Instruction:
Copy the listing verbatim, excluding any images found in it.

┌─ Entries

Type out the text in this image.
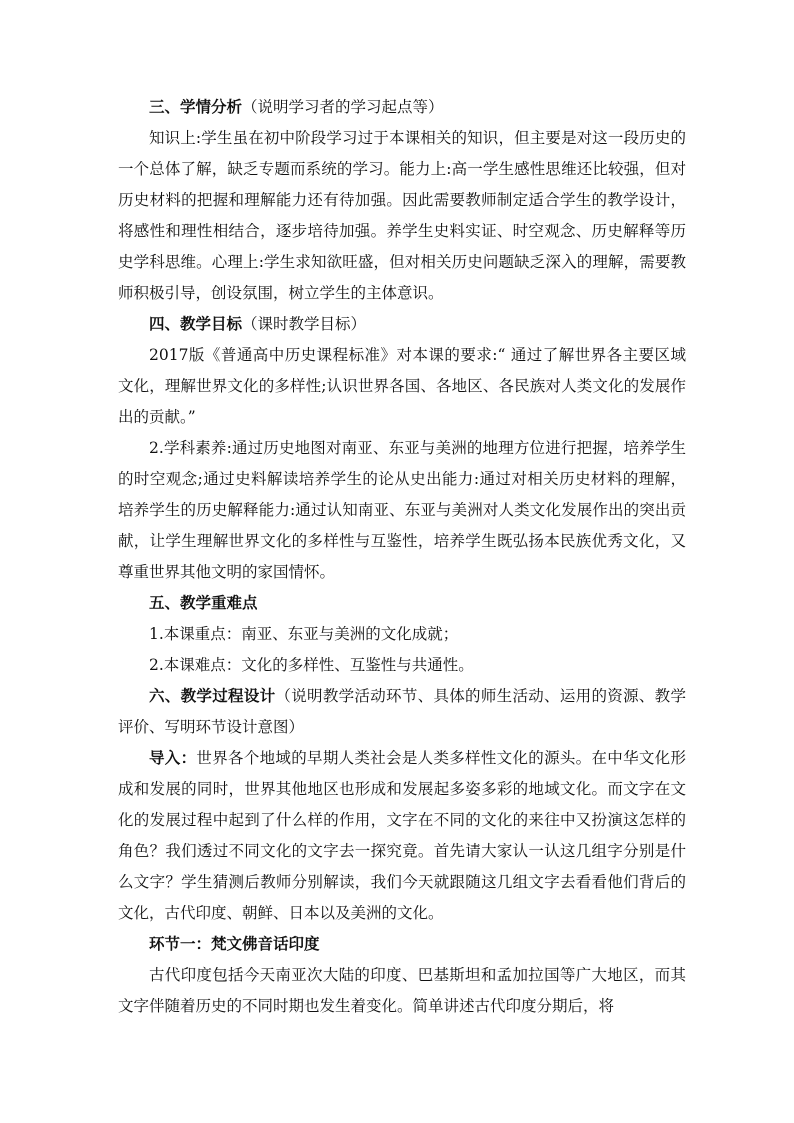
三、学情分析（说明学习者的学习起点等）

知识上:学生虽在初中阶段学习过于本课相关的知识，但主要是对这一段历史的一个总体了解，缺乏专题而系统的学习。能力上:高一学生感性思维还比较强，但对历史材料的把握和理解能力还有待加强。因此需要教师制定适合学生的教学设计，将感性和理性相结合，逐步培待加强。养学生史料实证、时空观念、历史解释等历史学科思维。心理上:学生求知欲旺盛，但对相关历史问题缺乏深入的理解，需要教师积极引导，创设氛围，树立学生的主体意识。

四、教学目标（课时教学目标）

2017版《普通高中历史课程标准》对本课的要求:“ 通过了解世界各主要区域文化，理解世界文化的多样性;认识世界各国、各地区、各民族对人类文化的发展作出的贡献。”

2.学科素养:通过历史地图对南亚、东亚与美洲的地理方位进行把握，培养学生的时空观念;通过史料解读培养学生的论从史出能力:通过对相关历史材料的理解，培养学生的历史解释能力:通过认知南亚、东亚与美洲对人类文化发展作出的突出贡献，让学生理解世界文化的多样性与互鉴性，培养学生既弘扬本民族优秀文化，又尊重世界其他文明的家国情怀。

五、教学重难点

1.本课重点：南亚、东亚与美洲的文化成就；

2.本课难点：文化的多样性、互鉴性与共通性。

六、教学过程设计（说明教学活动环节、具体的师生活动、运用的资源、教学评价、写明环节设计意图）

导入：世界各个地域的早期人类社会是人类多样性文化的源头。在中华文化形成和发展的同时，世界其他地区也形成和发展起多姿多彩的地域文化。而文字在文化的发展过程中起到了什么样的作用，文字在不同的文化的来往中又扮演这怎样的角色？我们透过不同文化的文字去一探究竟。首先请大家认一认这几组字分别是什么文字？学生猜测后教师分别解读，我们今天就跟随这几组文字去看看他们背后的文化，古代印度、朝鲜、日本以及美洲的文化。

环节一：梵文佛音话印度

古代印度包括今天南亚次大陆的印度、巴基斯坦和孟加拉国等广大地区，而其文字伴随着历史的不同时期也发生着变化。简单讲述古代印度分期后，将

└─

Response:
Type out the text in this image.
三、学情分析（说明学习者的学习起点等）

知识上:学生虽在初中阶段学习过于本课相关的知识，但主要是对这一段历史的一个总体了解，缺乏专题而系统的学习。能力上:高一学生感性思维还比较强，但对历史材料的把握和理解能力还有待加强。因此需要教师制定适合学生的教学设计，将感性和理性相结合，逐步培待加强。养学生史料实证、时空观念、历史解释等历史学科思维。心理上:学生求知欲旺盛，但对相关历史问题缺乏深入的理解，需要教师积极引导，创设氛围，树立学生的主体意识。

四、教学目标（课时教学目标）

2017版《普通高中历史课程标准》对本课的要求:“ 通过了解世界各主要区域文化，理解世界文化的多样性;认识世界各国、各地区、各民族对人类文化的发展作出的贡献。”

2.学科素养:通过历史地图对南亚、东亚与美洲的地理方位进行把握，培养学生的时空观念;通过史料解读培养学生的论从史出能力:通过对相关历史材料的理解，培养学生的历史解释能力:通过认知南亚、东亚与美洲对人类文化发展作出的突出贡献，让学生理解世界文化的多样性与互鉴性，培养学生既弘扬本民族优秀文化，又尊重世界其他文明的家国情怀。

五、教学重难点

1.本课重点：南亚、东亚与美洲的文化成就；

2.本课难点：文化的多样性、互鉴性与共通性。

六、教学过程设计（说明教学活动环节、具体的师生活动、运用的资源、教学评价、写明环节设计意图）

导入：世界各个地域的早期人类社会是人类多样性文化的源头。在中华文化形成和发展的同时，世界其他地区也形成和发展起多姿多彩的地域文化。而文字在文化的发展过程中起到了什么样的作用，文字在不同的文化的来往中又扮演这怎样的角色？我们透过不同文化的文字去一探究竟。首先请大家认一认这几组字分别是什么文字？学生猜测后教师分别解读，我们今天就跟随这几组文字去看看他们背后的文化，古代印度、朝鲜、日本以及美洲的文化。

环节一：梵文佛音话印度

古代印度包括今天南亚次大陆的印度、巴基斯坦和孟加拉国等广大地区，而其文字伴随着历史的不同时期也发生着变化。简单讲述古代印度分期后，将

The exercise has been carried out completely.